:: Goal ::
Set down all of the data that follows word for word, without the images.

[Figure collection entries]
══════
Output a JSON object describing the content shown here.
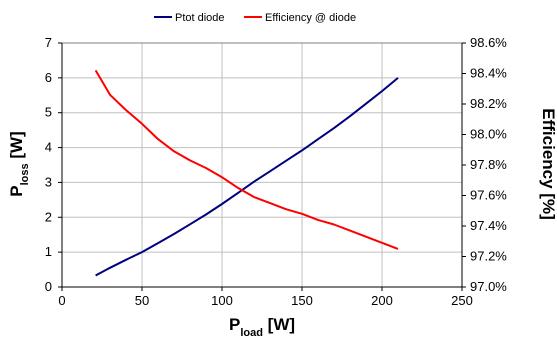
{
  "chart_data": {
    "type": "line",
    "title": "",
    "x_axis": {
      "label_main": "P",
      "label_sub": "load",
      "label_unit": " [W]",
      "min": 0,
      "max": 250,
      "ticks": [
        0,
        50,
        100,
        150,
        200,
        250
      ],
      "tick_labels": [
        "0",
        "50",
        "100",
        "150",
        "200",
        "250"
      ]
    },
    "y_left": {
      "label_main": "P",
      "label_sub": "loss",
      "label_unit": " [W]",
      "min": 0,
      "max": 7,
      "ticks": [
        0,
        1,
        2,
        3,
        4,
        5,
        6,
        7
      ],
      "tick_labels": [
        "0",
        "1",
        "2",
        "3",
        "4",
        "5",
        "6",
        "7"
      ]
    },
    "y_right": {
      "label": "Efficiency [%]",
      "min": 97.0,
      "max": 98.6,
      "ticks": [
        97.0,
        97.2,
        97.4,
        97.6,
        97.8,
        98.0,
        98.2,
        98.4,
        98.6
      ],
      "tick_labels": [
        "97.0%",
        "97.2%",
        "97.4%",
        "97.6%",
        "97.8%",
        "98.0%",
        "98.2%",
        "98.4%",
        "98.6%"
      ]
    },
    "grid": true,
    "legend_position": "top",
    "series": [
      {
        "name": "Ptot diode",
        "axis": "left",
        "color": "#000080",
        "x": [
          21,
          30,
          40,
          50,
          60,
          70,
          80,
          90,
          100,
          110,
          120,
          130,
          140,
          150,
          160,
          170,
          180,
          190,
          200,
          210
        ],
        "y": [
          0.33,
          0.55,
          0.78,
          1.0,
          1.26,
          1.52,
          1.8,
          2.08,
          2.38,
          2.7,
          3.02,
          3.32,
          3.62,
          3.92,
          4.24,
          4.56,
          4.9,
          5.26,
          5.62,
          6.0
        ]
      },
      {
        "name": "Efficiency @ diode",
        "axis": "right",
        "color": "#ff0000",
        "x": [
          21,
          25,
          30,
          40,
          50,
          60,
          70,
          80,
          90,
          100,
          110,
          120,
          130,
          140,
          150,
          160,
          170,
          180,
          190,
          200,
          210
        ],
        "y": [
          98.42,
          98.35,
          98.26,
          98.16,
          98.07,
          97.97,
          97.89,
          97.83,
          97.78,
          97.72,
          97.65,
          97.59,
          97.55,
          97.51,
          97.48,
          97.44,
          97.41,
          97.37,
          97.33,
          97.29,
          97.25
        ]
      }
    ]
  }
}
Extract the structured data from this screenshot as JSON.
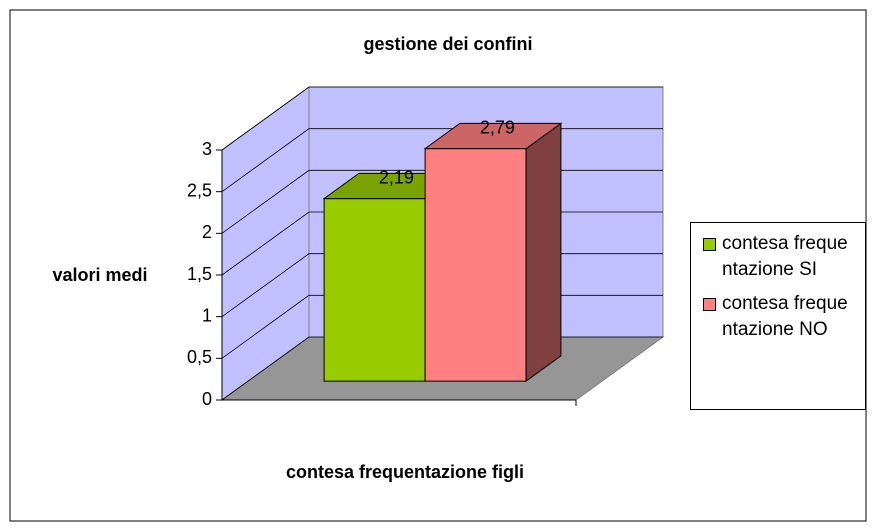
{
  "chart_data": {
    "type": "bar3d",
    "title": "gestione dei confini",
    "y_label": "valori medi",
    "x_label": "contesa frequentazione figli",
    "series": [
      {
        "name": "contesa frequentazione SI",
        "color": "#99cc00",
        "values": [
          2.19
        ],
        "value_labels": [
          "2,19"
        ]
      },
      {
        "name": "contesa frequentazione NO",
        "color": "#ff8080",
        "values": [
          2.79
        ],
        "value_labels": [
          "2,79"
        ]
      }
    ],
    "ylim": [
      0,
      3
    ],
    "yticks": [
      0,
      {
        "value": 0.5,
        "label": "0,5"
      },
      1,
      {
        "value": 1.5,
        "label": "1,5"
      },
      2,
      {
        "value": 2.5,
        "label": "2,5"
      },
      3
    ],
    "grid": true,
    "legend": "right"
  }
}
══════
:: Output ::
Output a JSON object describing the content shown here.
{
  "chart_data": {
    "type": "line",
    "title": "",
    "x_axis": {
      "label_main": "P",
      "label_sub": "load",
      "label_unit": " [W]",
      "min": 0,
      "max": 250,
      "ticks": [
        0,
        50,
        100,
        150,
        200,
        250
      ],
      "tick_labels": [
        "0",
        "50",
        "100",
        "150",
        "200",
        "250"
      ]
    },
    "y_left": {
      "label_main": "P",
      "label_sub": "loss",
      "label_unit": " [W]",
      "min": 0,
      "max": 7,
      "ticks": [
        0,
        1,
        2,
        3,
        4,
        5,
        6,
        7
      ],
      "tick_labels": [
        "0",
        "1",
        "2",
        "3",
        "4",
        "5",
        "6",
        "7"
      ]
    },
    "y_right": {
      "label": "Efficiency [%]",
      "min": 97.0,
      "max": 98.6,
      "ticks": [
        97.0,
        97.2,
        97.4,
        97.6,
        97.8,
        98.0,
        98.2,
        98.4,
        98.6
      ],
      "tick_labels": [
        "97.0%",
        "97.2%",
        "97.4%",
        "97.6%",
        "97.8%",
        "98.0%",
        "98.2%",
        "98.4%",
        "98.6%"
      ]
    },
    "grid": true,
    "legend_position": "top",
    "series": [
      {
        "name": "Ptot diode",
        "axis": "left",
        "color": "#000080",
        "x": [
          21,
          30,
          40,
          50,
          60,
          70,
          80,
          90,
          100,
          110,
          120,
          130,
          140,
          150,
          160,
          170,
          180,
          190,
          200,
          210
        ],
        "y": [
          0.33,
          0.55,
          0.78,
          1.0,
          1.26,
          1.52,
          1.8,
          2.08,
          2.38,
          2.7,
          3.02,
          3.32,
          3.62,
          3.92,
          4.24,
          4.56,
          4.9,
          5.26,
          5.62,
          6.0
        ]
      },
      {
        "name": "Efficiency @ diode",
        "axis": "right",
        "color": "#ff0000",
        "x": [
          21,
          25,
          30,
          40,
          50,
          60,
          70,
          80,
          90,
          100,
          110,
          120,
          130,
          140,
          150,
          160,
          170,
          180,
          190,
          200,
          210
        ],
        "y": [
          98.42,
          98.35,
          98.26,
          98.16,
          98.07,
          97.97,
          97.89,
          97.83,
          97.78,
          97.72,
          97.65,
          97.59,
          97.55,
          97.51,
          97.48,
          97.44,
          97.41,
          97.37,
          97.33,
          97.29,
          97.25
        ]
      }
    ]
  }
}
Extract the structured data from this screenshot as JSON.
{
  "chart_data": {
    "type": "bar3d",
    "title": "gestione dei confini",
    "y_label": "valori medi",
    "x_label": "contesa frequentazione figli",
    "series": [
      {
        "name": "contesa frequentazione SI",
        "color": "#99cc00",
        "values": [
          2.19
        ],
        "value_labels": [
          "2,19"
        ]
      },
      {
        "name": "contesa frequentazione NO",
        "color": "#ff8080",
        "values": [
          2.79
        ],
        "value_labels": [
          "2,79"
        ]
      }
    ],
    "ylim": [
      0,
      3
    ],
    "yticks": [
      0,
      {
        "value": 0.5,
        "label": "0,5"
      },
      1,
      {
        "value": 1.5,
        "label": "1,5"
      },
      2,
      {
        "value": 2.5,
        "label": "2,5"
      },
      3
    ],
    "grid": true,
    "legend": "right"
  }
}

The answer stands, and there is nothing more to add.